Recorded data:
────────────────────

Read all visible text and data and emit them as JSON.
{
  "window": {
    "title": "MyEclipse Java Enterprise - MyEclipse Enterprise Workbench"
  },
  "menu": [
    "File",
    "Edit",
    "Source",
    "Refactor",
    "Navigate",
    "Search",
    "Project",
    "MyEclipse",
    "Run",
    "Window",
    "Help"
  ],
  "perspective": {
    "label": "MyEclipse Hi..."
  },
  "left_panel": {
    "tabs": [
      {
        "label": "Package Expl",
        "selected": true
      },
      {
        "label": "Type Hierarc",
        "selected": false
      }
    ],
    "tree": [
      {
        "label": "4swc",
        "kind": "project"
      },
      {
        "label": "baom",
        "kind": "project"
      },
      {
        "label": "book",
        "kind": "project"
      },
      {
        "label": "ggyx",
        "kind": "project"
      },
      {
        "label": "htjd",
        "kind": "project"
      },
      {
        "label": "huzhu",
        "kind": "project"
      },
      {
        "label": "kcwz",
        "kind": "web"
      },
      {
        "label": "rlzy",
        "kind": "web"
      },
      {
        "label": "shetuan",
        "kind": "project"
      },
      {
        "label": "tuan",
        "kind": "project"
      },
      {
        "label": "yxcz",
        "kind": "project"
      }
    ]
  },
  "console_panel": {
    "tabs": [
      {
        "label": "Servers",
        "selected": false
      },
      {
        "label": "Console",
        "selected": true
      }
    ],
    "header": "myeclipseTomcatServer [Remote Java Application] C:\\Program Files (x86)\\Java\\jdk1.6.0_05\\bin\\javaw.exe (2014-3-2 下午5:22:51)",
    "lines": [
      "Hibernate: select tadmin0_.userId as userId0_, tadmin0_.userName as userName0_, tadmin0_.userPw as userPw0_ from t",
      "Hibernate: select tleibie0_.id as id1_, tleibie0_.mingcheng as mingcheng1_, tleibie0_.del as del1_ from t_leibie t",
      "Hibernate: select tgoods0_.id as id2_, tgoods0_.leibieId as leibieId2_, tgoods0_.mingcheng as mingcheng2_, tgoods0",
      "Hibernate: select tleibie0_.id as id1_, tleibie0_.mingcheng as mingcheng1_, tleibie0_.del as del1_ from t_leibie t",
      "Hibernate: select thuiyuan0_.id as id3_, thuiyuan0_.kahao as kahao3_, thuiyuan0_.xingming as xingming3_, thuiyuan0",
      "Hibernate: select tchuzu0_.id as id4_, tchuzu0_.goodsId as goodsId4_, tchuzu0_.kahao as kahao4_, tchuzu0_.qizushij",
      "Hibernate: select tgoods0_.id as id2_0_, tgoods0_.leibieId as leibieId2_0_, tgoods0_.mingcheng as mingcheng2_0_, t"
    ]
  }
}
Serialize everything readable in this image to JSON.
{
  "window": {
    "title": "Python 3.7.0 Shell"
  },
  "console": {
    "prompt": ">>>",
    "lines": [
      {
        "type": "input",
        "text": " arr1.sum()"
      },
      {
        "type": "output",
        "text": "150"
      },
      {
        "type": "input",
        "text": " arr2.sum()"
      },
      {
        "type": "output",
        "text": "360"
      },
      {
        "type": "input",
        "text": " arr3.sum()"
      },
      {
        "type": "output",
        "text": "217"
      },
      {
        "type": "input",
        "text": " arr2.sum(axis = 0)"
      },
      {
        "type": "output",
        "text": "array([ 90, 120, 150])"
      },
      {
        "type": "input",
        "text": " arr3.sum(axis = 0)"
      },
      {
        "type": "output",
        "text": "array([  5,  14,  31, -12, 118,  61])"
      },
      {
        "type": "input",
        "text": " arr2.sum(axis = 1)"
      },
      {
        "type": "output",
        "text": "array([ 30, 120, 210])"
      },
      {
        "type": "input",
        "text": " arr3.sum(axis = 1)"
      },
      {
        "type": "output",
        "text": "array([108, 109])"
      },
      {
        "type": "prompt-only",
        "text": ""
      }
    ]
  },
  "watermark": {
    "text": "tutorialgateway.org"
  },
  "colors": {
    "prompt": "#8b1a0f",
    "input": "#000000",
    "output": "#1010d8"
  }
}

────────────────────

Copy out all lines where the word "axis" appears.

        "text": " arr2.sum(axis = 0)"
        "text": " arr3.sum(axis = 0)"
        "text": " arr2.sum(axis = 1)"
        "text": " arr3.sum(axis = 1)"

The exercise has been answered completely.